* _WORK INSTRUCTIONS_
Decide whether each statement agrees with the recusal ruling below, answering yes or no and quoting the words from the ruling that settle it. 1. The Court had already made rulings on the matters addressed in its January 25, 2024 order. 2. Mr. Estavillo did not cite any plausible extrajudicial source of bias or prejudice. 3. The motion for recusal/disqualification is granted.

* _PASSAGE TO READ_
**********

Mr. Estavillo's allegations regarding personal bias and prejudice are conclusory. See United States v. $292,888.04 in U.S. Currency, 54 F.3d 564, 566 (9th Cir. 1995) (“mere conclusory allegations . . . are insufficient to support a claim of bias or prejudice such that recusal is required.”); see also Holland, 519 F.3d at 913 (“The standard must not be so broadly construed that it becomes, in effect, presumptive, so that recusal is mandated upon the merest unsubstantiated suggestion of personal bias or prejudice.”) (internal quotations and citation omitted). He does not substantiate his allegations concerning a “repeated pattern of decisions in favor of the defendant.” Nor does Mr. Estavillo cite any plausible extrajudicial source of bias or prejudice. Rather, his allegations appear to stem principally from the Court's January 25, 2024 “Order Setting Briefing Schedule” (Dkt. No. 31). Contrary to Mr. Estavillo's suggestion, this Court has made no decisions or rulings concerning matters addressed in that order, and has given the parties an opportunity to brief those issues and state their views. Dkt. No. 31. In sum, Mr. Estavillo has not demonstrated any facts or circumstances that would cause a “well-informed, thoughtful observer” to conclude that the Court's impartiality might reasonably be questioned. Holland, 519 F.3d at 913-14. Accordingly, his motion for recusal/disqualification is denied.

**********

* _PROVIDED INFORMATION_
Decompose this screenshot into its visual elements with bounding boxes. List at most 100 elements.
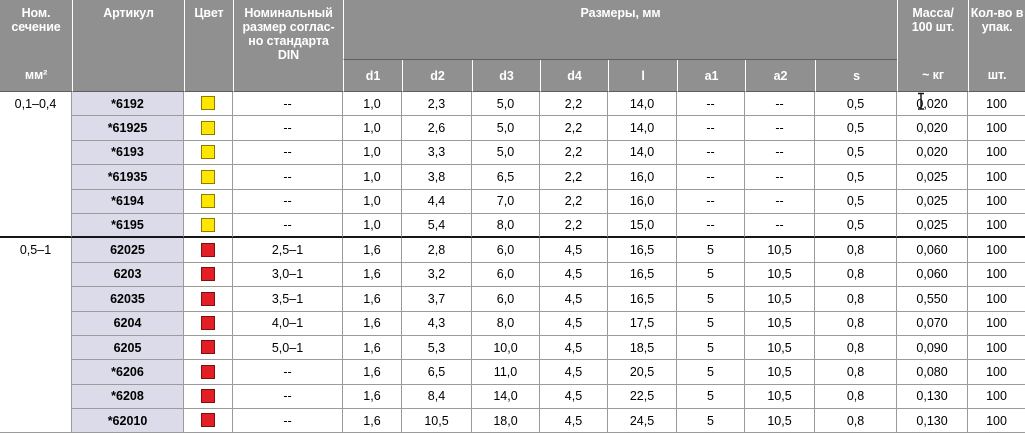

**********

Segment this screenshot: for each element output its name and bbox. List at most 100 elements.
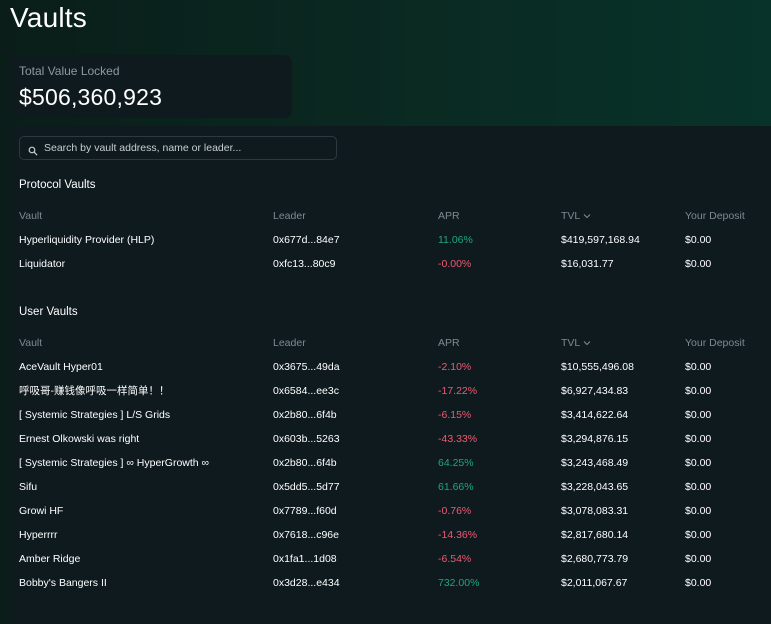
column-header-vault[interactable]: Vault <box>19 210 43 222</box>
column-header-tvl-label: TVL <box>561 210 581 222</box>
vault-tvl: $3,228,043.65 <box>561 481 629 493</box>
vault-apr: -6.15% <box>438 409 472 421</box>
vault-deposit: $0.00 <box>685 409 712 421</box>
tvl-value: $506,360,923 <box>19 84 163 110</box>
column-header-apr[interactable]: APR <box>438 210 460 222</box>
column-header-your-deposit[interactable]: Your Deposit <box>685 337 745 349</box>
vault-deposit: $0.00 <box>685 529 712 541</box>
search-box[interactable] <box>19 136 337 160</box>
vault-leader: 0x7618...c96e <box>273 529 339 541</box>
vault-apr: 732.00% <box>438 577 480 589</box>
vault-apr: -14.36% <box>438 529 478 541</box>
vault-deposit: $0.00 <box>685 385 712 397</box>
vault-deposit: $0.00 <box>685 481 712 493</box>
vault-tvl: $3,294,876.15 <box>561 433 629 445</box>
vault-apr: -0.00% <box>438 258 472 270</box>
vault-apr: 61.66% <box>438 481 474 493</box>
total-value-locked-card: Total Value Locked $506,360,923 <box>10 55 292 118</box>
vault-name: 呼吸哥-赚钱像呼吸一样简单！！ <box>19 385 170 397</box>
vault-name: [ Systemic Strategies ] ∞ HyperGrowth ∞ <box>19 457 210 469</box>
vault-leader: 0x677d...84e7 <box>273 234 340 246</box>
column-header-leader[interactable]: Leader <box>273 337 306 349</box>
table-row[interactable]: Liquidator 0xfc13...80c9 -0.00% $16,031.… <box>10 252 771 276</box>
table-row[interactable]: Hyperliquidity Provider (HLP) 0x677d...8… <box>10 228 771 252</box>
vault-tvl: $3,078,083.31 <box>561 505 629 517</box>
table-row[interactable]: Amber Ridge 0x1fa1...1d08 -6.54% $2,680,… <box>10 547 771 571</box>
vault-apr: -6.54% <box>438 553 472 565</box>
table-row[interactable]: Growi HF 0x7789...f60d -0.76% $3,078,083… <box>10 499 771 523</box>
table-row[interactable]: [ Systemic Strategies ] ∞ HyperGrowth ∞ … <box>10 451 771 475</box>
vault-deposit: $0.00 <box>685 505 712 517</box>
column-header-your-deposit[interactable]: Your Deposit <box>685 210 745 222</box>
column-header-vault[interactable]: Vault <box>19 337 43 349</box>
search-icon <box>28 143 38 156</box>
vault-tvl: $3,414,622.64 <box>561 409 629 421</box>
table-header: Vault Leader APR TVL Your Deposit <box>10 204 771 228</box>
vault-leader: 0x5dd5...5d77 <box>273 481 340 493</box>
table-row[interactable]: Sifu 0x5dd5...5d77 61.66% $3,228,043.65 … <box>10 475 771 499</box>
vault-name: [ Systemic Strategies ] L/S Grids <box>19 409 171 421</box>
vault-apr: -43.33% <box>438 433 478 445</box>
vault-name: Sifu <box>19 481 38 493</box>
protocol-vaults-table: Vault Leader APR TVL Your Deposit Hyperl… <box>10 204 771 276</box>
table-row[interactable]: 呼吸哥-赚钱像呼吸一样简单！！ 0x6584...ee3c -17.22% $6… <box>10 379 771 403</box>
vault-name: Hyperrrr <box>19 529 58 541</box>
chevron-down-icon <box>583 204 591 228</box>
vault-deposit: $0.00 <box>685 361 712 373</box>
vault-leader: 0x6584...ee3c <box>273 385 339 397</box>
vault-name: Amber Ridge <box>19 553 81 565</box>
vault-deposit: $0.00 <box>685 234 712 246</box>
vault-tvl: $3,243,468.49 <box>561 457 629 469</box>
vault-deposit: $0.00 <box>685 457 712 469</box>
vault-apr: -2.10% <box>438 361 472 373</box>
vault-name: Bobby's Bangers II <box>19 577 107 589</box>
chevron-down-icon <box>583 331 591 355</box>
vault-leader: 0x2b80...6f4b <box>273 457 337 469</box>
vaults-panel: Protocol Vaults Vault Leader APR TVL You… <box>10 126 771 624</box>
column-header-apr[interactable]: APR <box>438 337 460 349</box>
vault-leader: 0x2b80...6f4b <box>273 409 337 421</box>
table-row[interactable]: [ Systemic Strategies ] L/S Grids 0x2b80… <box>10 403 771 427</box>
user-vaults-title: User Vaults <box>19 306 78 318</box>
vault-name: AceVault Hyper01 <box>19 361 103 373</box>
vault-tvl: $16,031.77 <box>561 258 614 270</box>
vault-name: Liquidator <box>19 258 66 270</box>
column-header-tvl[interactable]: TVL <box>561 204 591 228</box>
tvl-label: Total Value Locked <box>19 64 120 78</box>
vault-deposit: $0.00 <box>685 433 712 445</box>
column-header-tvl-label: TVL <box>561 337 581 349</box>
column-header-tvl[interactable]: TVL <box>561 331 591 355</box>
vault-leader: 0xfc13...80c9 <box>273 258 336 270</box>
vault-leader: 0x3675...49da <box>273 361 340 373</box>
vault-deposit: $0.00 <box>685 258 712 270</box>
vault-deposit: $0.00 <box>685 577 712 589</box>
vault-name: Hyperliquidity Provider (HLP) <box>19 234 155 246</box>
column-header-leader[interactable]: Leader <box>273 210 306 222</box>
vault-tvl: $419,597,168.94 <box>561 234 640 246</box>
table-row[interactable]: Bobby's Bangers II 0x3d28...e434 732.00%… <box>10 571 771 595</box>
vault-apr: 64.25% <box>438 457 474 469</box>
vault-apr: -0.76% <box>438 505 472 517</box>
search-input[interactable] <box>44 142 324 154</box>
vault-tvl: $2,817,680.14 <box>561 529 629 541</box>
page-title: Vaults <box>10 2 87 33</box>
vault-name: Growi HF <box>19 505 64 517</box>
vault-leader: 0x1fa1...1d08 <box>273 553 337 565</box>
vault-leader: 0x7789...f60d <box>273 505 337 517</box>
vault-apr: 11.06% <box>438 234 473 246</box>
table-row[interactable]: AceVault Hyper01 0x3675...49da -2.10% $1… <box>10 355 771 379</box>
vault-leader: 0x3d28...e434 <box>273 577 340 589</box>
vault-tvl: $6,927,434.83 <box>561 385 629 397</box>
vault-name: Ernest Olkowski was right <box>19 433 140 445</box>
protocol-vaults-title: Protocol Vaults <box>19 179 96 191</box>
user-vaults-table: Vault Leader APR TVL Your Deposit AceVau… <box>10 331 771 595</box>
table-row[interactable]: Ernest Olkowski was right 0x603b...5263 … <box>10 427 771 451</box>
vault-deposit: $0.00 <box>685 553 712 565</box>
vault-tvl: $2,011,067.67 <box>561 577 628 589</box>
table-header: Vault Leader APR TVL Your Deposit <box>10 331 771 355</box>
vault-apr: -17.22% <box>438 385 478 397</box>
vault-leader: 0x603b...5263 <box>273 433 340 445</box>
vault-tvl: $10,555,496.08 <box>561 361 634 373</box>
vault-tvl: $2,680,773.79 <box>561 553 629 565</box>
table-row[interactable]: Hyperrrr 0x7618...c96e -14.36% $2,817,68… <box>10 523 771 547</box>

**********

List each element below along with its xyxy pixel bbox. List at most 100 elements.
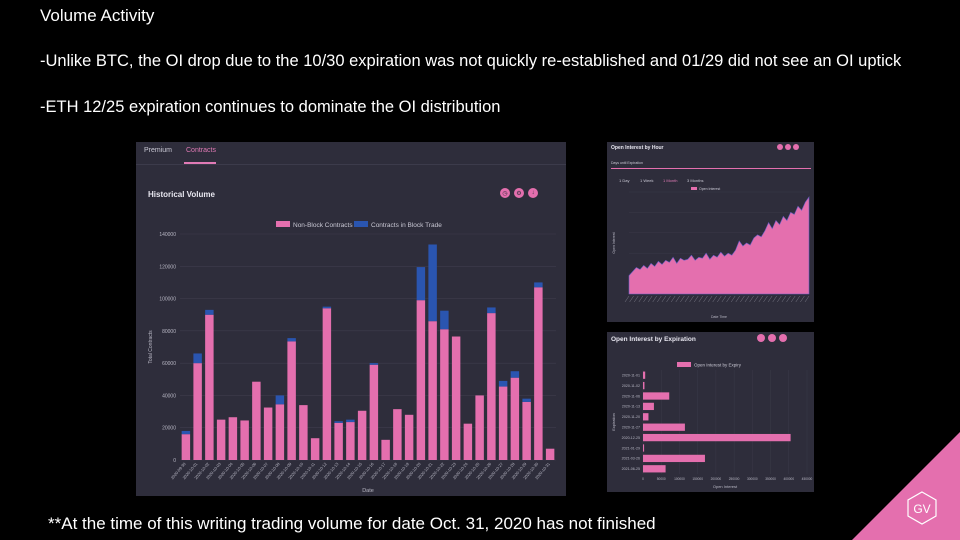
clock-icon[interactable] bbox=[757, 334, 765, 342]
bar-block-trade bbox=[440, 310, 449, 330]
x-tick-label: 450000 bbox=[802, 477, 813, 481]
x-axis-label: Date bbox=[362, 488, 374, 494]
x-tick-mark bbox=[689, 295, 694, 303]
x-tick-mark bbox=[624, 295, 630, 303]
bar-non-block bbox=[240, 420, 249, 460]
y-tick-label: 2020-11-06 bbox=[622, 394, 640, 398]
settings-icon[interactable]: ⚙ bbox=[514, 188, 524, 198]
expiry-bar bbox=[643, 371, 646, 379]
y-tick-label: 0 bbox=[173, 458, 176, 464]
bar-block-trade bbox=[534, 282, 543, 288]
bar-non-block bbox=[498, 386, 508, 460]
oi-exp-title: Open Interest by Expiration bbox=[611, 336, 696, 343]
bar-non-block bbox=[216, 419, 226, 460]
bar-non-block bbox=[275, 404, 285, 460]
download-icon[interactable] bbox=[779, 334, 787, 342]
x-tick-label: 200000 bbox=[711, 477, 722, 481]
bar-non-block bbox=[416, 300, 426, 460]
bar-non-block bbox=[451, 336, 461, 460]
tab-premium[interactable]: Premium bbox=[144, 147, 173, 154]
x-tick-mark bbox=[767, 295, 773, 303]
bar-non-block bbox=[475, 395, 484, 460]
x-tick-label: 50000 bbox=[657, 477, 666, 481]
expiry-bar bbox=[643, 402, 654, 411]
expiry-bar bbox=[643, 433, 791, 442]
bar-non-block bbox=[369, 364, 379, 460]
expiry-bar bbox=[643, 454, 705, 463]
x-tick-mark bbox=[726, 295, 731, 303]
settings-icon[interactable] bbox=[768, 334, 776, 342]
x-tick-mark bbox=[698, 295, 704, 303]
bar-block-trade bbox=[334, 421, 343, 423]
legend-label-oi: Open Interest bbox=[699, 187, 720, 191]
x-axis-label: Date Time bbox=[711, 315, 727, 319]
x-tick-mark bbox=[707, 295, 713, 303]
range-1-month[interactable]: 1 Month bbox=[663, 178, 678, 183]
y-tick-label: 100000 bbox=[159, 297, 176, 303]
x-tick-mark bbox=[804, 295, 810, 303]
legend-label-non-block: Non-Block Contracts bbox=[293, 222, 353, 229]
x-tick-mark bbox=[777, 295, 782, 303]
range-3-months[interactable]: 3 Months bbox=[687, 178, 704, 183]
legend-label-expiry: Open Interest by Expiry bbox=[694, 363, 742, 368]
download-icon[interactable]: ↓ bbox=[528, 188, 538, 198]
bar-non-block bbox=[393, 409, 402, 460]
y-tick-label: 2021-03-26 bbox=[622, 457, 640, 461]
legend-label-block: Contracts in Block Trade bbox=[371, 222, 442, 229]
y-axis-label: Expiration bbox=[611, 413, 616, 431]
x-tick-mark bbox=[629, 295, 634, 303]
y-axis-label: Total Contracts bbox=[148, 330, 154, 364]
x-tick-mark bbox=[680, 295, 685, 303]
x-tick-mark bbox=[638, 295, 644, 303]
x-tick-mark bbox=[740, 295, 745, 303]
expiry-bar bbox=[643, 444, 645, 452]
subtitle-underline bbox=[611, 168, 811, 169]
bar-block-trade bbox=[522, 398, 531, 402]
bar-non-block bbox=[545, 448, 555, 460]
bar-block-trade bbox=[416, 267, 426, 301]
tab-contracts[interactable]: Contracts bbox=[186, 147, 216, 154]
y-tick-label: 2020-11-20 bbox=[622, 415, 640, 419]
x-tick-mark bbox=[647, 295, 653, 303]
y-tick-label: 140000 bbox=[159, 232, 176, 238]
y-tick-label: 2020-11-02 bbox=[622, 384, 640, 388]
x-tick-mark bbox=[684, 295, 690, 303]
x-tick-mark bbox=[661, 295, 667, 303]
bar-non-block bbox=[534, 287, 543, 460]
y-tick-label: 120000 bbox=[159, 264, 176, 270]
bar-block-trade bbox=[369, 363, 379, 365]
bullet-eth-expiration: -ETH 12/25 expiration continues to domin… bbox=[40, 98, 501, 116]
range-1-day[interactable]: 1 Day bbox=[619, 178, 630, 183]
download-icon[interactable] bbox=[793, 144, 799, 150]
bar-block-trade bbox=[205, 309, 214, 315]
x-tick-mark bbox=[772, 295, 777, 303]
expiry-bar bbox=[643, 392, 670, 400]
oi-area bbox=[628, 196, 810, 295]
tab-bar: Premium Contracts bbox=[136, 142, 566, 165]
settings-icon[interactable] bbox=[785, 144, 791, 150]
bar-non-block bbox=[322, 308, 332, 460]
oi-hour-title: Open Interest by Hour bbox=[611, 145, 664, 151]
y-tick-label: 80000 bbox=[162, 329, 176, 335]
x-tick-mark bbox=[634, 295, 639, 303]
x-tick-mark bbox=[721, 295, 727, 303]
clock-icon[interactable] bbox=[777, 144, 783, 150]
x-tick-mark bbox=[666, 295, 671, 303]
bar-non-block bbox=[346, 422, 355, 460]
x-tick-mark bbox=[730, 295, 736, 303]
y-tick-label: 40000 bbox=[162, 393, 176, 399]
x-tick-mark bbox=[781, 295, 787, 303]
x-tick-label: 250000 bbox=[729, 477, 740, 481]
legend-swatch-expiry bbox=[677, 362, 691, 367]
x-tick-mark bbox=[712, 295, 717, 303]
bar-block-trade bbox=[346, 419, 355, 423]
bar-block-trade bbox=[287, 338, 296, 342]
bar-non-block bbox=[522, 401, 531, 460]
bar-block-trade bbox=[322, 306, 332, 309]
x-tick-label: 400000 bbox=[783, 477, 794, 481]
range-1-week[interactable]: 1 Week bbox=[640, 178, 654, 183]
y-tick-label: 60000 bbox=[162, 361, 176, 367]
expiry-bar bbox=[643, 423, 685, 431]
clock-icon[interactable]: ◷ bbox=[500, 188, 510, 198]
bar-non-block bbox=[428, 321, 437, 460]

**********

* _THE ANSWER_
1. No: "this Court has made no decisions or rulings concerning matters addressed in that order"
2. Yes: "Nor does Mr. Estavillo cite any plausible extrajudicial source of bias or prejudice."
3. No: "Accordingly, his motion for recusal/disqualification is denied."